— BEGIN —

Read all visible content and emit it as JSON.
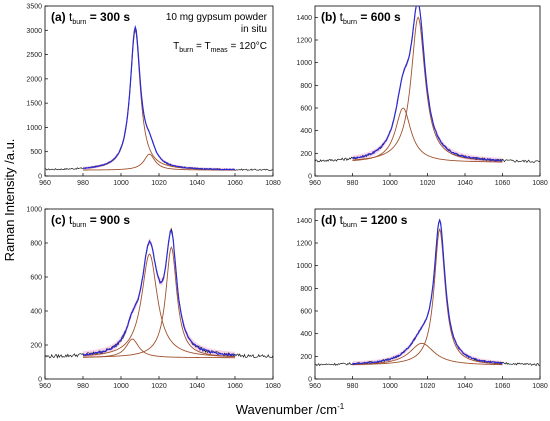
{
  "figure": {
    "ylabel": "Raman Intensity /a.u.",
    "xlabel_base": "Wavenumber /cm",
    "xlabel_sup": "-1"
  },
  "colors": {
    "measured": "#1a1a1a",
    "fit_total": "#2b2bd6",
    "component": "#a0522d",
    "residual_band": "#f2b8d8"
  },
  "chart_data": [
    {
      "type": "line",
      "label": "(a)",
      "t_burn": "300 s",
      "annotation": [
        "10 mg gypsum powder",
        "in situ"
      ],
      "temp_note": {
        "a": "T",
        "a_sub": "burn",
        "eq1": " = T",
        "b_sub": "meas",
        "eq2": " = 120°C"
      },
      "xlim": [
        960,
        1080
      ],
      "ylim": [
        0,
        3500
      ],
      "xticks": [
        960,
        980,
        1000,
        1020,
        1040,
        1060,
        1080
      ],
      "yticks": [
        0,
        500,
        1000,
        1500,
        2000,
        2500,
        3000,
        3500
      ],
      "baseline": 120,
      "noise": 15,
      "fit_range": [
        980,
        1060
      ],
      "peaks": [
        {
          "center": 1007.5,
          "height": 2880,
          "hwhm": 3.2
        },
        {
          "center": 1015,
          "height": 330,
          "hwhm": 3.5
        }
      ]
    },
    {
      "type": "line",
      "label": "(b)",
      "t_burn": "600 s",
      "xlim": [
        960,
        1080
      ],
      "ylim": [
        0,
        1500
      ],
      "xticks": [
        960,
        980,
        1000,
        1020,
        1040,
        1060,
        1080
      ],
      "yticks": [
        0,
        200,
        400,
        600,
        800,
        1000,
        1200,
        1400
      ],
      "baseline": 120,
      "noise": 12,
      "fit_range": [
        980,
        1060
      ],
      "peaks": [
        {
          "center": 1007,
          "height": 480,
          "hwhm": 5
        },
        {
          "center": 1015,
          "height": 1280,
          "hwhm": 4.5
        }
      ]
    },
    {
      "type": "line",
      "label": "(c)",
      "t_burn": "900 s",
      "xlim": [
        960,
        1080
      ],
      "ylim": [
        0,
        1000
      ],
      "xticks": [
        960,
        980,
        1000,
        1020,
        1040,
        1060,
        1080
      ],
      "yticks": [
        0,
        200,
        400,
        600,
        800,
        1000
      ],
      "baseline": 125,
      "noise": 10,
      "fit_range": [
        980,
        1060
      ],
      "peaks": [
        {
          "center": 1006,
          "height": 110,
          "hwhm": 4
        },
        {
          "center": 1015,
          "height": 610,
          "hwhm": 5
        },
        {
          "center": 1026.5,
          "height": 650,
          "hwhm": 3.5
        }
      ]
    },
    {
      "type": "line",
      "label": "(d)",
      "t_burn": "1200 s",
      "xlim": [
        960,
        1080
      ],
      "ylim": [
        0,
        1500
      ],
      "xticks": [
        960,
        980,
        1000,
        1020,
        1040,
        1060,
        1080
      ],
      "yticks": [
        0,
        200,
        400,
        600,
        800,
        1000,
        1200,
        1400
      ],
      "baseline": 120,
      "noise": 10,
      "fit_range": [
        980,
        1060
      ],
      "peaks": [
        {
          "center": 1017,
          "height": 195,
          "hwhm": 8
        },
        {
          "center": 1026.5,
          "height": 1200,
          "hwhm": 3.5
        }
      ]
    }
  ]
}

— END —

▶ [Task goal]
Make an exact copy of the data, leaving its pictures out.

▶ [The reply]
Read all visible content and emit it as JSON.
{
  "figure": {
    "ylabel": "Raman Intensity /a.u.",
    "xlabel_base": "Wavenumber /cm",
    "xlabel_sup": "-1"
  },
  "colors": {
    "measured": "#1a1a1a",
    "fit_total": "#2b2bd6",
    "component": "#a0522d",
    "residual_band": "#f2b8d8"
  },
  "chart_data": [
    {
      "type": "line",
      "label": "(a)",
      "t_burn": "300 s",
      "annotation": [
        "10 mg gypsum powder",
        "in situ"
      ],
      "temp_note": {
        "a": "T",
        "a_sub": "burn",
        "eq1": " = T",
        "b_sub": "meas",
        "eq2": " = 120°C"
      },
      "xlim": [
        960,
        1080
      ],
      "ylim": [
        0,
        3500
      ],
      "xticks": [
        960,
        980,
        1000,
        1020,
        1040,
        1060,
        1080
      ],
      "yticks": [
        0,
        500,
        1000,
        1500,
        2000,
        2500,
        3000,
        3500
      ],
      "baseline": 120,
      "noise": 15,
      "fit_range": [
        980,
        1060
      ],
      "peaks": [
        {
          "center": 1007.5,
          "height": 2880,
          "hwhm": 3.2
        },
        {
          "center": 1015,
          "height": 330,
          "hwhm": 3.5
        }
      ]
    },
    {
      "type": "line",
      "label": "(b)",
      "t_burn": "600 s",
      "xlim": [
        960,
        1080
      ],
      "ylim": [
        0,
        1500
      ],
      "xticks": [
        960,
        980,
        1000,
        1020,
        1040,
        1060,
        1080
      ],
      "yticks": [
        0,
        200,
        400,
        600,
        800,
        1000,
        1200,
        1400
      ],
      "baseline": 120,
      "noise": 12,
      "fit_range": [
        980,
        1060
      ],
      "peaks": [
        {
          "center": 1007,
          "height": 480,
          "hwhm": 5
        },
        {
          "center": 1015,
          "height": 1280,
          "hwhm": 4.5
        }
      ]
    },
    {
      "type": "line",
      "label": "(c)",
      "t_burn": "900 s",
      "xlim": [
        960,
        1080
      ],
      "ylim": [
        0,
        1000
      ],
      "xticks": [
        960,
        980,
        1000,
        1020,
        1040,
        1060,
        1080
      ],
      "yticks": [
        0,
        200,
        400,
        600,
        800,
        1000
      ],
      "baseline": 125,
      "noise": 10,
      "fit_range": [
        980,
        1060
      ],
      "peaks": [
        {
          "center": 1006,
          "height": 110,
          "hwhm": 4
        },
        {
          "center": 1015,
          "height": 610,
          "hwhm": 5
        },
        {
          "center": 1026.5,
          "height": 650,
          "hwhm": 3.5
        }
      ]
    },
    {
      "type": "line",
      "label": "(d)",
      "t_burn": "1200 s",
      "xlim": [
        960,
        1080
      ],
      "ylim": [
        0,
        1500
      ],
      "xticks": [
        960,
        980,
        1000,
        1020,
        1040,
        1060,
        1080
      ],
      "yticks": [
        0,
        200,
        400,
        600,
        800,
        1000,
        1200,
        1400
      ],
      "baseline": 120,
      "noise": 10,
      "fit_range": [
        980,
        1060
      ],
      "peaks": [
        {
          "center": 1017,
          "height": 195,
          "hwhm": 8
        },
        {
          "center": 1026.5,
          "height": 1200,
          "hwhm": 3.5
        }
      ]
    }
  ]
}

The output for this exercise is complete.